-- Begin INPUT MATERIAL --

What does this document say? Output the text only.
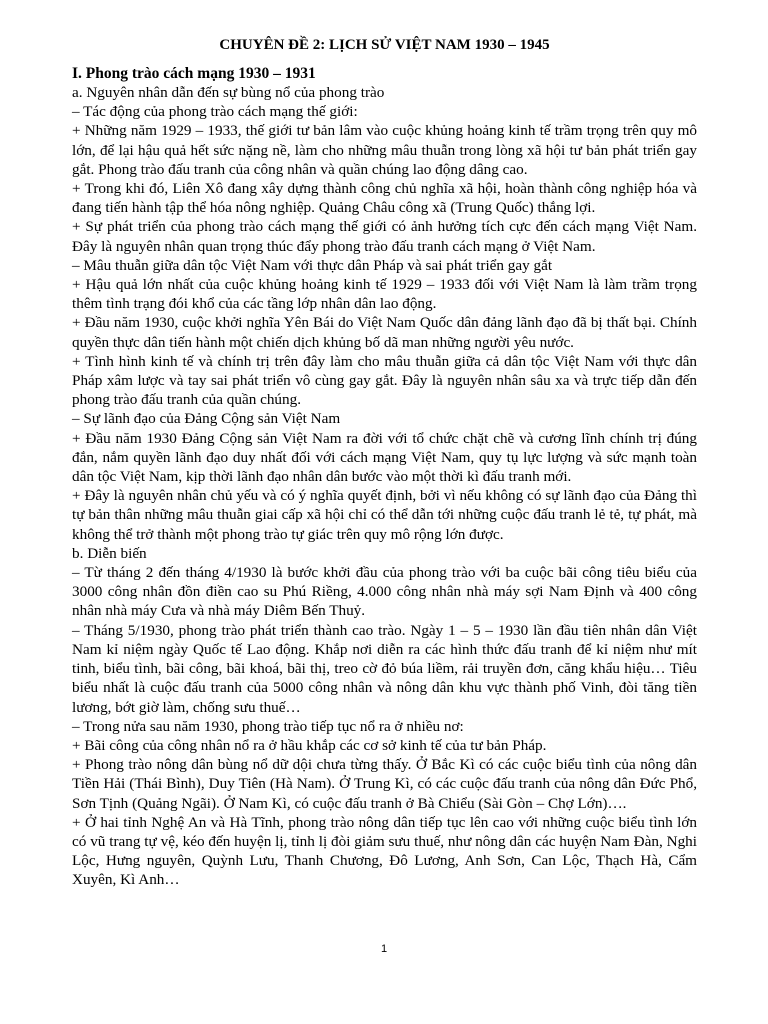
CHUYÊN ĐỀ 2: LỊCH SỬ VIỆT NAM 1930 – 1945
I. Phong trào cách mạng 1930 – 1931
a. Nguyên nhân dẫn đến sự bùng nổ của phong trào
– Tác động của phong trào cách mạng thế giới:
+ Những năm 1929 – 1933, thế giới tư bản lâm vào cuộc khủng hoảng kinh tế trầm trọng trên quy mô lớn, để lại hậu quả hết sức nặng nề, làm cho những mâu thuẫn trong lòng xã hội tư bản phát triển gay gắt. Phong trào đấu tranh của công nhân và quần chúng lao động dâng cao.
+ Trong khi đó, Liên Xô đang xây dựng thành công chủ nghĩa xã hội, hoàn thành công nghiệp hóa và đang tiến hành tập thể hóa nông nghiệp. Quảng Châu công xã (Trung Quốc) thắng lợi.
+ Sự phát triển của phong trào cách mạng thế giới có ảnh hưởng tích cực đến cách mạng Việt Nam. Đây là nguyên nhân quan trọng thúc đẩy phong trào đấu tranh cách mạng ở Việt Nam.
– Mâu thuẫn giữa dân tộc Việt Nam với thực dân Pháp và sai phát triển gay gắt
+ Hậu quả lớn nhất của cuộc khủng hoảng kinh tế 1929 – 1933 đối với Việt Nam là làm trầm trọng thêm tình trạng đói khổ của các tầng lớp nhân dân lao động.
+ Đầu năm 1930, cuộc khởi nghĩa Yên Bái do Việt Nam Quốc dân đảng lãnh đạo đã bị thất bại. Chính quyền thực dân tiến hành một chiến dịch khủng bố dã man những người yêu nước.
+ Tình hình kinh tế và chính trị trên đây làm cho mâu thuẫn giữa cả dân tộc Việt Nam với thực dân Pháp xâm lược và tay sai phát triển vô cùng gay gắt. Đây là nguyên nhân sâu xa và trực tiếp dẫn đến phong trào đấu tranh của quần chúng.
– Sự lãnh đạo của Đảng Cộng sản Việt Nam
+ Đầu năm 1930 Đảng Cộng sản Việt Nam ra đời với tổ chức chặt chẽ và cương lĩnh chính trị đúng đắn, nắm quyền lãnh đạo duy nhất đối với cách mạng Việt Nam, quy tụ lực lượng và sức mạnh toàn dân tộc Việt Nam, kịp thời lãnh đạo nhân dân bước vào một thời kì đấu tranh mới.
+ Đây là nguyên nhân chủ yếu và có ý nghĩa quyết định, bởi vì nếu không có sự lãnh đạo của Đảng thì tự bản thân những mâu thuẫn giai cấp xã hội chỉ có thể dẫn tới những cuộc đấu tranh lẻ tẻ, tự phát, mà không thể trở thành một phong trào tự giác trên quy mô rộng lớn được.
b. Diễn biến
– Từ tháng 2 đến tháng 4/1930 là bước khởi đầu của phong trào với ba cuộc bãi công tiêu biểu của 3000 công nhân đồn điền cao su Phú Riềng, 4.000 công nhân nhà máy sợi Nam Định và 400 công nhân nhà máy Cưa và nhà máy Diêm Bến Thuỷ.
– Tháng 5/1930, phong trào phát triển thành cao trào. Ngày 1 – 5 – 1930 lần đầu tiên nhân dân Việt Nam kỉ niệm ngày Quốc tế Lao động. Khắp nơi diễn ra các hình thức đấu tranh để kỉ niệm như mít tinh, biểu tình, bãi công, bãi khoá, bãi thị, treo cờ đỏ búa liềm, rải truyền đơn, căng khẩu hiệu… Tiêu biểu nhất là cuộc đấu tranh của 5000 công nhân và nông dân khu vực thành phố Vinh, đòi tăng tiền lương, bớt giờ làm, chống sưu thuế…
– Trong nửa sau năm 1930, phong trào tiếp tục nổ ra ở nhiều nơ:
+ Bãi công của công nhân nổ ra ở hầu khắp các cơ sở kinh tế của tư bản Pháp.
+ Phong trào nông dân bùng nổ dữ dội chưa từng thấy. Ở Bắc Kì có các cuộc biểu tình của nông dân Tiền Hải (Thái Bình), Duy Tiên (Hà Nam). Ở Trung Kì, có các cuộc đấu tranh của nông dân Đức Phổ, Sơn Tịnh (Quảng Ngãi). Ở Nam Kì, có cuộc đấu tranh ở Bà Chiểu (Sài Gòn – Chợ Lớn)….
+ Ở hai tỉnh Nghệ An và Hà Tĩnh, phong trào nông dân tiếp tục lên cao với những cuộc biểu tình lớn có vũ trang tự vệ, kéo đến huyện lị, tỉnh lị đòi giảm sưu thuế, như nông dân các huyện Nam Đàn, Nghi Lộc, Hưng nguyên, Quỳnh Lưu, Thanh Chương, Đô Lương, Anh Sơn, Can Lộc, Thạch Hà, Cẩm Xuyên, Kì Anh…
1
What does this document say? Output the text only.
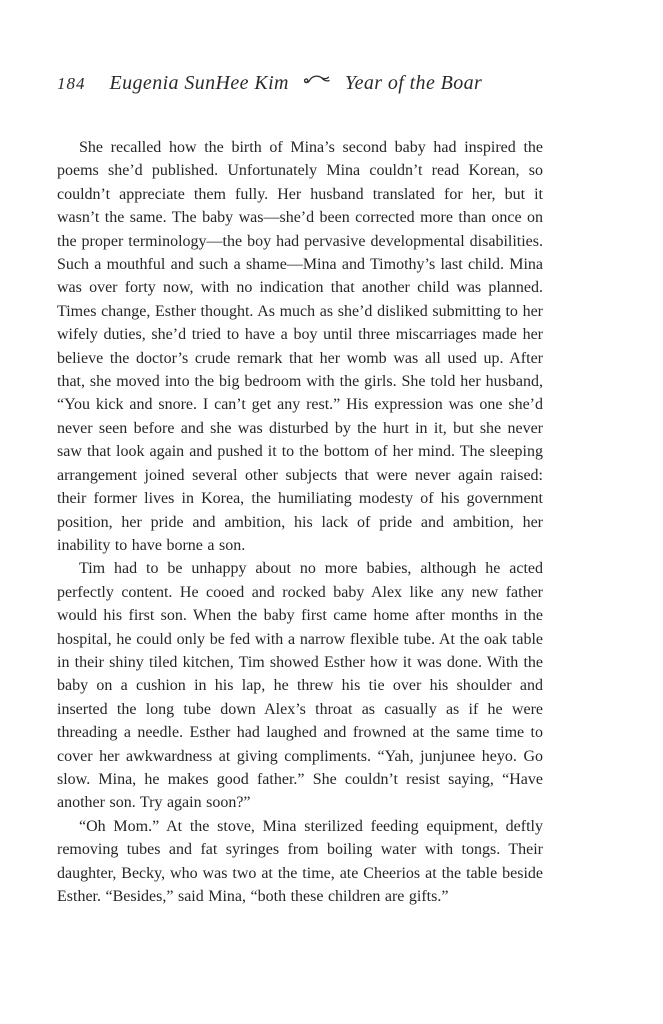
184 Eugenia SunHee Kim	Year of the Boar

She recalled how the birth of Mina’s second baby had inspired the poems she’d published. Unfortunately Mina couldn’t read Korean, so couldn’t appreciate them fully. Her husband translated for her, but it wasn’t the same. The baby was—she’d been corrected more than once on the proper terminology—the boy had pervasive developmental disabilities. Such a mouthful and such a shame—Mina and Timothy’s last child. Mina was over forty now, with no indication that another child was planned. Times change, Esther thought. As much as she’d disliked submitting to her wifely duties, she’d tried to have a boy until three miscarriages made her believe the doctor’s crude remark that her womb was all used up. After that, she moved into the big bedroom with the girls. She told her husband, “You kick and snore. I can’t get any rest.” His expression was one she’d never seen before and she was disturbed by the hurt in it, but she never saw that look again and pushed it to the bottom of her mind. The sleeping arrangement joined several other subjects that were never again raised: their former lives in Korea, the humiliating modesty of his government position, her pride and ambition, his lack of pride and ambition, her inability to have borne a son.

Tim had to be unhappy about no more babies, although he acted perfectly content. He cooed and rocked baby Alex like any new father would his first son. When the baby first came home after months in the hospital, he could only be fed with a narrow flexible tube. At the oak table in their shiny tiled kitchen, Tim showed Esther how it was done. With the baby on a cushion in his lap, he threw his tie over his shoulder and inserted the long tube down Alex’s throat as casually as if he were threading a needle. Esther had laughed and frowned at the same time to cover her awkwardness at giving compliments. “Yah, junjunee heyo. Go slow. Mina, he makes good father.” She couldn’t resist saying, “Have another son. Try again soon?”

“Oh Mom.” At the stove, Mina sterilized feeding equipment, deftly removing tubes and fat syringes from boiling water with tongs. Their daughter, Becky, who was two at the time, ate Cheerios at the table beside Esther. “Besides,” said Mina, “both these children are gifts.”
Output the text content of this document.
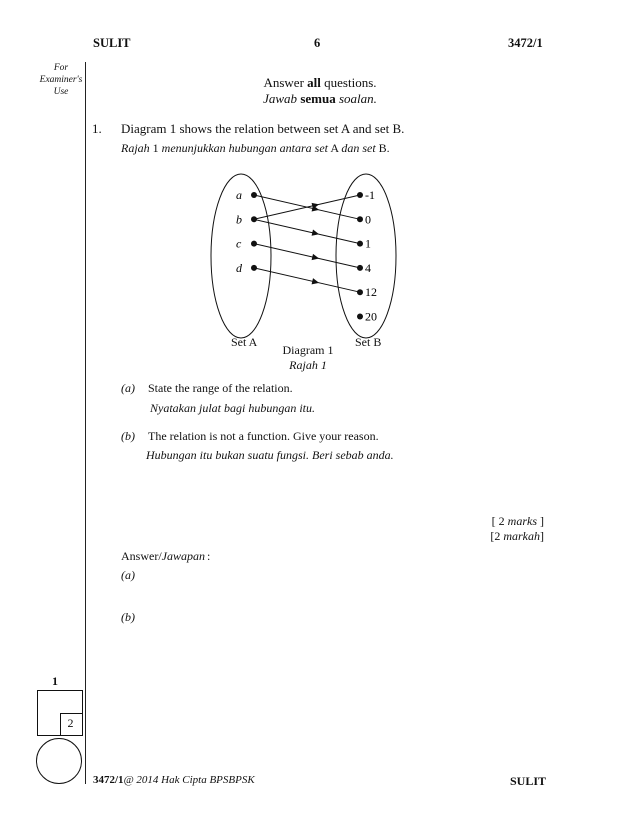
SULIT	6	3472/1
For
Examiner's
Use
Answer all questions.
Jawab semua soalan.
1. Diagram 1 shows the relation between set A and set B.
Rajah 1 menunjukkan hubungan antara set A dan set B.
a
b
c
d
-1
0
1
4
12
20
Set A	Set B
Diagram 1
Rajah 1
(a) State the range of the relation.
Nyatakan julat bagi hubungan itu.
(b) The relation is not a function. Give your reason.
Hubungan itu bukan suatu fungsi. Beri sebab anda.
[ 2 marks ]
[2 markah]
Answer/Jawapan :
(a)
(b)
1
2
3472/1@ 2014 Hak Cipta BPSBPSK	SULIT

-- End INPUT MATERIAL --

§ SHORT PROBLEM:
Each line in the listing above that contains "giữa" should be copied.

§ TASK RESULT:
– Mâu thuẫn giữa dân tộc Việt Nam với thực dân Pháp và sai phát triển gay gắt
+ Tình hình kinh tế và chính trị trên đây làm cho mâu thuẫn giữa cả dân tộc Việt Nam với thực dân Pháp xâm lược và tay sai phát triển vô cùng gay gắt. Đây là nguyên nhân sâu xa và trực tiếp dẫn đến phong trào đấu tranh của quần chúng.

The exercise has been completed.